▶ TASK DETAILS
Give back the line where "Extract the structured" appears and all the lines after it until the listing ends, unchanged and with nothing else.

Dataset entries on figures

════

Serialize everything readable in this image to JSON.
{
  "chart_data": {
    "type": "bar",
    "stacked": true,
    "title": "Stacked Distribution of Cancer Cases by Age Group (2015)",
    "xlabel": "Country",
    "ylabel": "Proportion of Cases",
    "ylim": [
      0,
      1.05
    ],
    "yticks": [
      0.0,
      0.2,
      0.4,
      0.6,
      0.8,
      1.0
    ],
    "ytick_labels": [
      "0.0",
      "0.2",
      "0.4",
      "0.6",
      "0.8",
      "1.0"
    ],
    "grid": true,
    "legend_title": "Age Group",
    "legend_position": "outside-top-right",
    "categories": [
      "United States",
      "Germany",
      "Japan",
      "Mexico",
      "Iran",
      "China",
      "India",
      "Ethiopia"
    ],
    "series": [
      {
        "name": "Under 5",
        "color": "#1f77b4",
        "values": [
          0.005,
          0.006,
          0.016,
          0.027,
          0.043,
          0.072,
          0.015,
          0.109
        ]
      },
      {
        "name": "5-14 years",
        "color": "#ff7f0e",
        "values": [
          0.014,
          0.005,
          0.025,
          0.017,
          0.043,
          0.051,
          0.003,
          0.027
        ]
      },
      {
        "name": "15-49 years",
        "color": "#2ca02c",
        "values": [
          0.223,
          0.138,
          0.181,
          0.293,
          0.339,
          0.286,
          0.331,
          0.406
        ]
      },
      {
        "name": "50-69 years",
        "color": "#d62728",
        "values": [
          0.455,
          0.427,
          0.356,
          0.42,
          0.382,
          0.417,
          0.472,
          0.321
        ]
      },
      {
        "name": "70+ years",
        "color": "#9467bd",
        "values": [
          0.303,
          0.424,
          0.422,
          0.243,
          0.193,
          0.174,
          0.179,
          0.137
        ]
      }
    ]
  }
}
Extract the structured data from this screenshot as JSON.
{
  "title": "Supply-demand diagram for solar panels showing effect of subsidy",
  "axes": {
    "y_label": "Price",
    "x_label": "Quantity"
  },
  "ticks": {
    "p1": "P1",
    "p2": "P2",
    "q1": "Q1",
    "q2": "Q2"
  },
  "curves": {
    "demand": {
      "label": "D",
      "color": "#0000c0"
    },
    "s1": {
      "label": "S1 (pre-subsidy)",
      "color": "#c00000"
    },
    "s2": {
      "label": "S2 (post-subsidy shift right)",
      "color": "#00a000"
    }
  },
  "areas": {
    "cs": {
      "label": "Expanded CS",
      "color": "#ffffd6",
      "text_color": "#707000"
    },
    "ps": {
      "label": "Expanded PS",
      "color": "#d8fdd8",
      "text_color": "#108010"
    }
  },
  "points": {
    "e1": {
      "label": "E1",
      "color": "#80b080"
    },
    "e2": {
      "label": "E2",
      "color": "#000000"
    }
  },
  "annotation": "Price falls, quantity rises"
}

════

▶ SOLUTION TO THE EXERCISE
Extract the structured data from this screenshot as JSON.
{
  "title": "Supply-demand diagram for solar panels showing effect of subsidy",
  "axes": {
    "y_label": "Price",
    "x_label": "Quantity"
  },
  "ticks": {
    "p1": "P1",
    "p2": "P2",
    "q1": "Q1",
    "q2": "Q2"
  },
  "curves": {
    "demand": {
      "label": "D",
      "color": "#0000c0"
    },
    "s1": {
      "label": "S1 (pre-subsidy)",
      "color": "#c00000"
    },
    "s2": {
      "label": "S2 (post-subsidy shift right)",
      "color": "#00a000"
    }
  },
  "areas": {
    "cs": {
      "label": "Expanded CS",
      "color": "#ffffd6",
      "text_color": "#707000"
    },
    "ps": {
      "label": "Expanded PS",
      "color": "#d8fdd8",
      "text_color": "#108010"
    }
  },
  "points": {
    "e1": {
      "label": "E1",
      "color": "#80b080"
    },
    "e2": {
      "label": "E2",
      "color": "#000000"
    }
  },
  "annotation": "Price falls, quantity rises"
}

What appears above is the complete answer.